The task >> Count the lines in the entries below that include the word "Обробка". Give nothing but the number.

Dataset rows >>
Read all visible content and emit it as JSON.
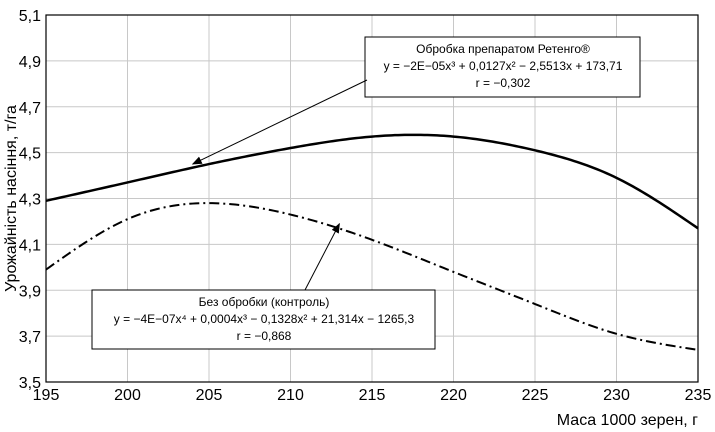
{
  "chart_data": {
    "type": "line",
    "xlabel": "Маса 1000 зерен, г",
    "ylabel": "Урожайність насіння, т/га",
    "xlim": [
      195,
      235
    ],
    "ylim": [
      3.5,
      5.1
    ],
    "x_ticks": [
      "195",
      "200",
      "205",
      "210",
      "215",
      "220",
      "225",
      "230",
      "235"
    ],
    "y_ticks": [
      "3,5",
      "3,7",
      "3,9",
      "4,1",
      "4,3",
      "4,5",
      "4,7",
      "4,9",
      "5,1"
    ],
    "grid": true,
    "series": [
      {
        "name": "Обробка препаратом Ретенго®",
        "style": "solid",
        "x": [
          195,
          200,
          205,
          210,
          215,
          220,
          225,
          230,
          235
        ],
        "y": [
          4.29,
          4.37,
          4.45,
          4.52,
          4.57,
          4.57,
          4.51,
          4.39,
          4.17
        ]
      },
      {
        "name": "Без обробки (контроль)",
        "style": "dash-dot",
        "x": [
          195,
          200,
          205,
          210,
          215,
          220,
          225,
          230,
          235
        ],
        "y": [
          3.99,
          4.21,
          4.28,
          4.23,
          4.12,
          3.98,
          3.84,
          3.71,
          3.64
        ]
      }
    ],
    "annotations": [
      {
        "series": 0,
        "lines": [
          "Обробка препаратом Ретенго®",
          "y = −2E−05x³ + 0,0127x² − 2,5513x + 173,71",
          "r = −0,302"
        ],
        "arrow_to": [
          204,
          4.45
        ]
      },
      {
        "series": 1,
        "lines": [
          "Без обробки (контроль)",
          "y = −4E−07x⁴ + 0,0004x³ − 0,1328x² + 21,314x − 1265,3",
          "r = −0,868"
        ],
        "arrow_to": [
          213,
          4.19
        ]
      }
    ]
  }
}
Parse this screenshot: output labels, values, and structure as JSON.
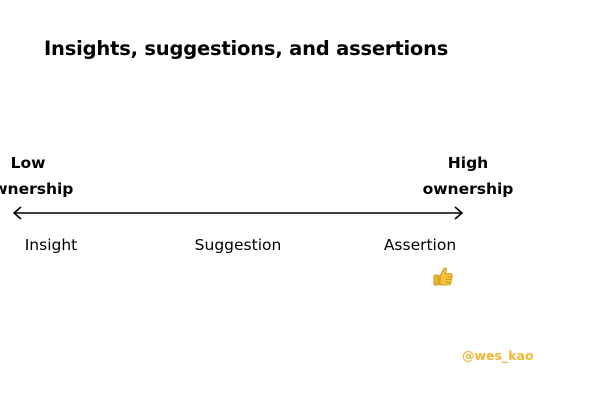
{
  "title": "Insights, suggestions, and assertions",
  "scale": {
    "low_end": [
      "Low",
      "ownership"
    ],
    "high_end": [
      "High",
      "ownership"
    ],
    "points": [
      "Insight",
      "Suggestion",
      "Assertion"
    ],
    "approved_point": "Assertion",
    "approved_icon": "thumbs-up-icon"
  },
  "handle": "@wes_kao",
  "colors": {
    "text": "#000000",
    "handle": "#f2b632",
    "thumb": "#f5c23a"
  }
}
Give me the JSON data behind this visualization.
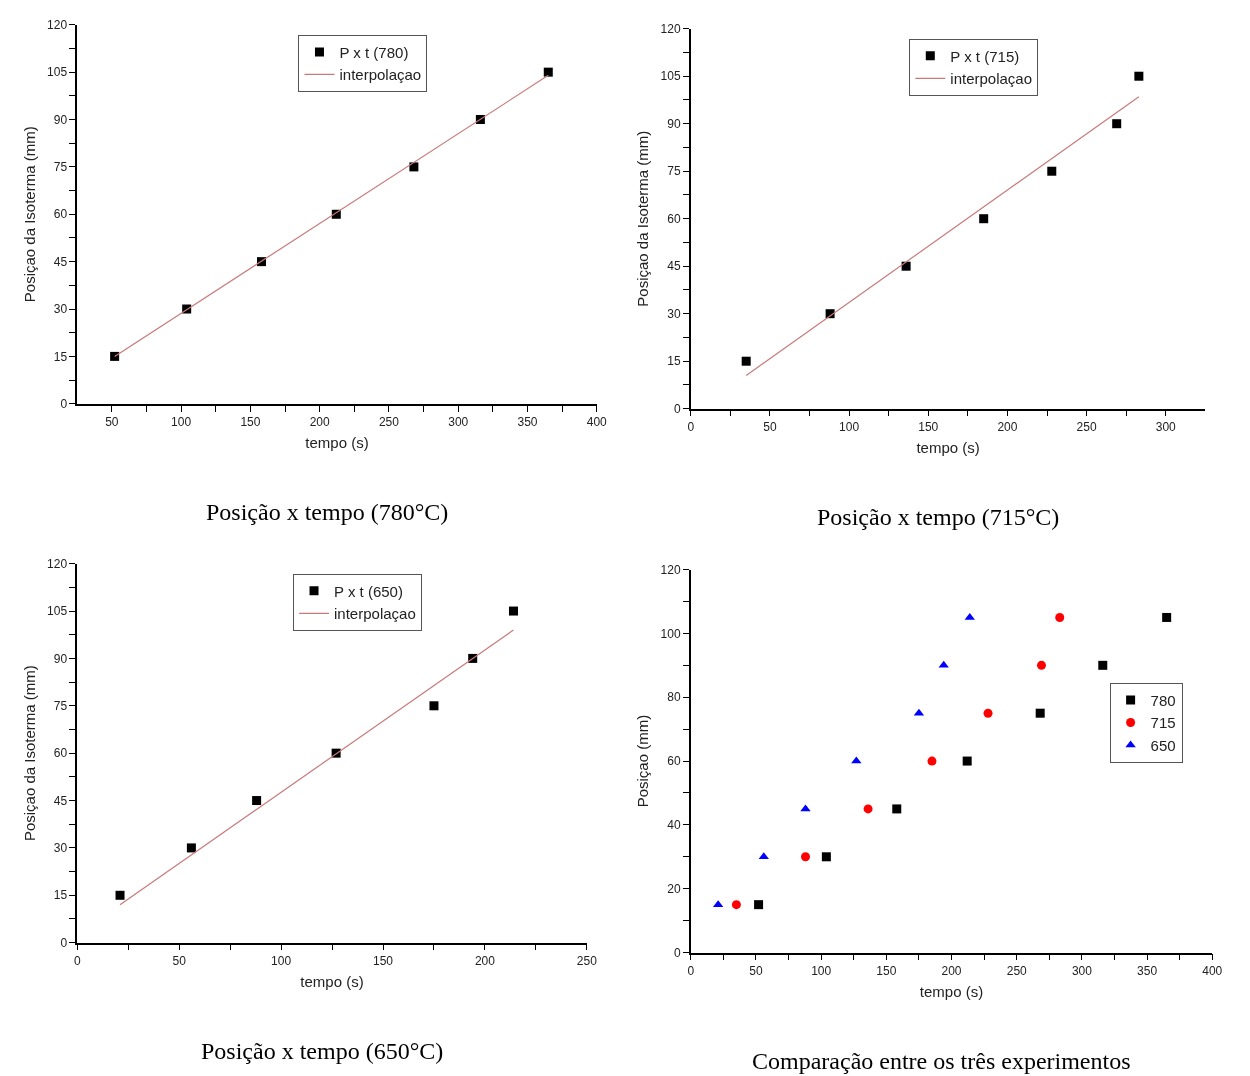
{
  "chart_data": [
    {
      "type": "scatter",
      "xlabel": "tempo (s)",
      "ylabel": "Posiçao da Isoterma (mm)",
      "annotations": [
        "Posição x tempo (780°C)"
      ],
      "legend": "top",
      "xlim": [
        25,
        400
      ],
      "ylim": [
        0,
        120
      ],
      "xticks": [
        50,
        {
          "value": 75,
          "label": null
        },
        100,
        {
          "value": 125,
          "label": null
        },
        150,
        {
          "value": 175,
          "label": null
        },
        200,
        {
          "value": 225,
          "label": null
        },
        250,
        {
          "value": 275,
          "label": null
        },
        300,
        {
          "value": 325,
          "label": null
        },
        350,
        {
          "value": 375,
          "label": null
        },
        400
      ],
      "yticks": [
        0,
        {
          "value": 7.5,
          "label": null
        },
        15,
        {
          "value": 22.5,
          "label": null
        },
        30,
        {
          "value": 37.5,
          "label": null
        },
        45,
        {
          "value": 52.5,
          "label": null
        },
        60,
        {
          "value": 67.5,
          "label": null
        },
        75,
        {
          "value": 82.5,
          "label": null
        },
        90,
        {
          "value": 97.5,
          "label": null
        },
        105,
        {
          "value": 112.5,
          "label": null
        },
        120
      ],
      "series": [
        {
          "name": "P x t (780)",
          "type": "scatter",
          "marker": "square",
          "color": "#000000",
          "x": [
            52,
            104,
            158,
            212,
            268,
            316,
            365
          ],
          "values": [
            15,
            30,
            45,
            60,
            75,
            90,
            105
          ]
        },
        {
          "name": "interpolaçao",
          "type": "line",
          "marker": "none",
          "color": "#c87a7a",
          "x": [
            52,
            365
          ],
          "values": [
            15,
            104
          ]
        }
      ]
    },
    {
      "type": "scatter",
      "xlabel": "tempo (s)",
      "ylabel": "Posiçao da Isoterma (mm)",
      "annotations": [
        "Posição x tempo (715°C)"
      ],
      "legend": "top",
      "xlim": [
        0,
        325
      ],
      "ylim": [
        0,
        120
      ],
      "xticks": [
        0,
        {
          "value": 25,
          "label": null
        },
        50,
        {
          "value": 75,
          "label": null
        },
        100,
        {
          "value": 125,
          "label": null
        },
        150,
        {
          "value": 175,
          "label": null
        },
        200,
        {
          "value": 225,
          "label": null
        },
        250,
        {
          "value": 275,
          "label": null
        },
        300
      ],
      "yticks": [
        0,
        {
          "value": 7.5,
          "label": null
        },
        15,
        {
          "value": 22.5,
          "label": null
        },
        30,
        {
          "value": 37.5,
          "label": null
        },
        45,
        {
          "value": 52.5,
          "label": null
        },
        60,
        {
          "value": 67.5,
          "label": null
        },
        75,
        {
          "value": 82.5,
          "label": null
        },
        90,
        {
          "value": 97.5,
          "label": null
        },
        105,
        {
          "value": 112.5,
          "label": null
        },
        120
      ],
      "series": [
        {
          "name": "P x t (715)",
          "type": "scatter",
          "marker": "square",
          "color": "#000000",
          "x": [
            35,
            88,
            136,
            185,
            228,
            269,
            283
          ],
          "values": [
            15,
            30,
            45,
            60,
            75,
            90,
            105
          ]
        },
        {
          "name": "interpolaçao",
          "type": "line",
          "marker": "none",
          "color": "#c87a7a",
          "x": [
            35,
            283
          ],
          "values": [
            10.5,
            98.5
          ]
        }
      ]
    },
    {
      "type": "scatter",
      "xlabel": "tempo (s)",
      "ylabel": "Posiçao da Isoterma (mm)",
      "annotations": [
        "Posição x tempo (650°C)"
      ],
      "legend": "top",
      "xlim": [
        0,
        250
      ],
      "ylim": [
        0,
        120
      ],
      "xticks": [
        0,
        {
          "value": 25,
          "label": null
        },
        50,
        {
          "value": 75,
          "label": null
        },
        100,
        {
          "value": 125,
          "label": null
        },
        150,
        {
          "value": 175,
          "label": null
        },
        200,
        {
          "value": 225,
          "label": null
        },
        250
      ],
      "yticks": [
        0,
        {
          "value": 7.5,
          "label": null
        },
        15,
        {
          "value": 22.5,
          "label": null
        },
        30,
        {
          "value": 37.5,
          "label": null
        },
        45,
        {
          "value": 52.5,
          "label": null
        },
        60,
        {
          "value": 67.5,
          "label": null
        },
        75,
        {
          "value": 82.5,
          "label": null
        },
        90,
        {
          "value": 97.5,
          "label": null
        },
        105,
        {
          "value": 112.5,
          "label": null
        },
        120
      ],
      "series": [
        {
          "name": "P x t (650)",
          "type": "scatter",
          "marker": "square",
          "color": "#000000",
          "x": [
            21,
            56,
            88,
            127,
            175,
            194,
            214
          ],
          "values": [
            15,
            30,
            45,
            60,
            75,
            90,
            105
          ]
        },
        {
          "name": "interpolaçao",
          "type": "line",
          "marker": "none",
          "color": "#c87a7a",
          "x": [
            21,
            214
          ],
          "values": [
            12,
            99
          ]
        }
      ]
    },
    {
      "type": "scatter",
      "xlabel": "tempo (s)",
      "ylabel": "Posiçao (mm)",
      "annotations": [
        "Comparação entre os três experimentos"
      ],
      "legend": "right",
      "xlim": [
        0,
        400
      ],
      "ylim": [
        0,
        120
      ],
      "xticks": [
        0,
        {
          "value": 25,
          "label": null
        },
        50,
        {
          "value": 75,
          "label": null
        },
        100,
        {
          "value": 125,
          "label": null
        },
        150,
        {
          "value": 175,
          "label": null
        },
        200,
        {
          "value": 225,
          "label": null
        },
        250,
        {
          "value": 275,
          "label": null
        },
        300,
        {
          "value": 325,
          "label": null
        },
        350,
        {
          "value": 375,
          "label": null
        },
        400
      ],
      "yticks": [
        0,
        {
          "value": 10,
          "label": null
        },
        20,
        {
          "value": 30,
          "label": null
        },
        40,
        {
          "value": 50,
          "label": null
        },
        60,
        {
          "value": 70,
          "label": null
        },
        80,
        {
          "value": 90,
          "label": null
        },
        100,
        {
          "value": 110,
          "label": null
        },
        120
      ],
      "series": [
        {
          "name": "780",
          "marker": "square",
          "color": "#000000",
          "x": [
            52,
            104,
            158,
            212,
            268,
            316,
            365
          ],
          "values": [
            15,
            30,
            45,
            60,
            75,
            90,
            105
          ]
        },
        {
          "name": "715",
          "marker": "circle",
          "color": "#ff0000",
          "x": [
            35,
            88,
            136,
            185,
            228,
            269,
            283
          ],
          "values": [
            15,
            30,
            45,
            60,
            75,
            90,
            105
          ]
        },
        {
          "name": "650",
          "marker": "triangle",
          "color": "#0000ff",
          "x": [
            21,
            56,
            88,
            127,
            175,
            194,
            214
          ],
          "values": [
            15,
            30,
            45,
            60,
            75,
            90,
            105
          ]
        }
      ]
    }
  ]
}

Exercise output >> 2